• Problem
Repeat every entry exactly as it appears.

Items from a dataset

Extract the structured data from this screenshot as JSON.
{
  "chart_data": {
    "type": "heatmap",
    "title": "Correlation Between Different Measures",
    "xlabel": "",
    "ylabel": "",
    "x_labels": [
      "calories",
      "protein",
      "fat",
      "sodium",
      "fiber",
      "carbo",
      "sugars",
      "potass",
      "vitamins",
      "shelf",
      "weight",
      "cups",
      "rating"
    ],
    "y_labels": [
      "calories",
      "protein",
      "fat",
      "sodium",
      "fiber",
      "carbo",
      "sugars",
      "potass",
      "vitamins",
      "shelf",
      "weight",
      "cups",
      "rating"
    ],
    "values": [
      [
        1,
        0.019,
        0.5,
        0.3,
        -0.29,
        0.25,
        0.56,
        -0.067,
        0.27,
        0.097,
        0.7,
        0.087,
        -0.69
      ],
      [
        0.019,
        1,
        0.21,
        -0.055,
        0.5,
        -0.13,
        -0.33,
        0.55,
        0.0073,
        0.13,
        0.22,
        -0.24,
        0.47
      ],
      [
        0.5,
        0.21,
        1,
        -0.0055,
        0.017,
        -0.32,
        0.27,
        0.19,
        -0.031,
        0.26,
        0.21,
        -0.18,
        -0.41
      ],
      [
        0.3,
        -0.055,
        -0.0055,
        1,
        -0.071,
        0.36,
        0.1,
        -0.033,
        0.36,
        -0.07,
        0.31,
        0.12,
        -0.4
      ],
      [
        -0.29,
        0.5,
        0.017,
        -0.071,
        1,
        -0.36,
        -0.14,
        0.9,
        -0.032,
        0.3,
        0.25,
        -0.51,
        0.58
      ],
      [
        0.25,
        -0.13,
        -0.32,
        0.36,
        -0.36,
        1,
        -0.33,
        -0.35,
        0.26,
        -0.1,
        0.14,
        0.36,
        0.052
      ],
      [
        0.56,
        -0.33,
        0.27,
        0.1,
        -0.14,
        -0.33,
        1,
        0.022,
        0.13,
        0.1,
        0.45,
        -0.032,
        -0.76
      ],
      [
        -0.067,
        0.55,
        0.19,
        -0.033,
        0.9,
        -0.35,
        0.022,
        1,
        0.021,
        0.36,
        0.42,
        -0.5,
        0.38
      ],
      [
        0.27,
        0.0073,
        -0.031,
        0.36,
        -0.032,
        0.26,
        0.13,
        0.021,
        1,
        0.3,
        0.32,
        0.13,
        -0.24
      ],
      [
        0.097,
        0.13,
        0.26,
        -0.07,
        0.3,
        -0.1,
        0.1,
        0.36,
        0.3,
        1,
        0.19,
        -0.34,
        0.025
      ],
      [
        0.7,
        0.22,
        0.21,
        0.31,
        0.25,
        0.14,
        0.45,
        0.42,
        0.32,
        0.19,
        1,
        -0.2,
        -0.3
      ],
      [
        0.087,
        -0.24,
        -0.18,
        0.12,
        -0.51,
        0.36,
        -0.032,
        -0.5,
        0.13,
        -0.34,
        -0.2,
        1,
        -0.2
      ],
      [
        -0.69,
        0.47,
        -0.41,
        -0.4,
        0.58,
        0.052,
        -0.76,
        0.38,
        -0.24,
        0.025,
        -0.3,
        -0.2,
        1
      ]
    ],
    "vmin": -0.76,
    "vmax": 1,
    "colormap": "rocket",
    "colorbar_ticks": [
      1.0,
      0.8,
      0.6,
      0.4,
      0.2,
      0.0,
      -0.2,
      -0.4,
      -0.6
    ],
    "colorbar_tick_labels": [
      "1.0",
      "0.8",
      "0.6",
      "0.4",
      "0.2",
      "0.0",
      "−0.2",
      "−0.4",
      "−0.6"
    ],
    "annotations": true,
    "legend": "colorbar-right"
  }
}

• Result below
Extract the structured data from this screenshot as JSON.
{
  "chart_data": {
    "type": "heatmap",
    "title": "Correlation Between Different Measures",
    "xlabel": "",
    "ylabel": "",
    "x_labels": [
      "calories",
      "protein",
      "fat",
      "sodium",
      "fiber",
      "carbo",
      "sugars",
      "potass",
      "vitamins",
      "shelf",
      "weight",
      "cups",
      "rating"
    ],
    "y_labels": [
      "calories",
      "protein",
      "fat",
      "sodium",
      "fiber",
      "carbo",
      "sugars",
      "potass",
      "vitamins",
      "shelf",
      "weight",
      "cups",
      "rating"
    ],
    "values": [
      [
        1,
        0.019,
        0.5,
        0.3,
        -0.29,
        0.25,
        0.56,
        -0.067,
        0.27,
        0.097,
        0.7,
        0.087,
        -0.69
      ],
      [
        0.019,
        1,
        0.21,
        -0.055,
        0.5,
        -0.13,
        -0.33,
        0.55,
        0.0073,
        0.13,
        0.22,
        -0.24,
        0.47
      ],
      [
        0.5,
        0.21,
        1,
        -0.0055,
        0.017,
        -0.32,
        0.27,
        0.19,
        -0.031,
        0.26,
        0.21,
        -0.18,
        -0.41
      ],
      [
        0.3,
        -0.055,
        -0.0055,
        1,
        -0.071,
        0.36,
        0.1,
        -0.033,
        0.36,
        -0.07,
        0.31,
        0.12,
        -0.4
      ],
      [
        -0.29,
        0.5,
        0.017,
        -0.071,
        1,
        -0.36,
        -0.14,
        0.9,
        -0.032,
        0.3,
        0.25,
        -0.51,
        0.58
      ],
      [
        0.25,
        -0.13,
        -0.32,
        0.36,
        -0.36,
        1,
        -0.33,
        -0.35,
        0.26,
        -0.1,
        0.14,
        0.36,
        0.052
      ],
      [
        0.56,
        -0.33,
        0.27,
        0.1,
        -0.14,
        -0.33,
        1,
        0.022,
        0.13,
        0.1,
        0.45,
        -0.032,
        -0.76
      ],
      [
        -0.067,
        0.55,
        0.19,
        -0.033,
        0.9,
        -0.35,
        0.022,
        1,
        0.021,
        0.36,
        0.42,
        -0.5,
        0.38
      ],
      [
        0.27,
        0.0073,
        -0.031,
        0.36,
        -0.032,
        0.26,
        0.13,
        0.021,
        1,
        0.3,
        0.32,
        0.13,
        -0.24
      ],
      [
        0.097,
        0.13,
        0.26,
        -0.07,
        0.3,
        -0.1,
        0.1,
        0.36,
        0.3,
        1,
        0.19,
        -0.34,
        0.025
      ],
      [
        0.7,
        0.22,
        0.21,
        0.31,
        0.25,
        0.14,
        0.45,
        0.42,
        0.32,
        0.19,
        1,
        -0.2,
        -0.3
      ],
      [
        0.087,
        -0.24,
        -0.18,
        0.12,
        -0.51,
        0.36,
        -0.032,
        -0.5,
        0.13,
        -0.34,
        -0.2,
        1,
        -0.2
      ],
      [
        -0.69,
        0.47,
        -0.41,
        -0.4,
        0.58,
        0.052,
        -0.76,
        0.38,
        -0.24,
        0.025,
        -0.3,
        -0.2,
        1
      ]
    ],
    "vmin": -0.76,
    "vmax": 1,
    "colormap": "rocket",
    "colorbar_ticks": [
      1.0,
      0.8,
      0.6,
      0.4,
      0.2,
      0.0,
      -0.2,
      -0.4,
      -0.6
    ],
    "colorbar_tick_labels": [
      "1.0",
      "0.8",
      "0.6",
      "0.4",
      "0.2",
      "0.0",
      "−0.2",
      "−0.4",
      "−0.6"
    ],
    "annotations": true,
    "legend": "colorbar-right"
  }
}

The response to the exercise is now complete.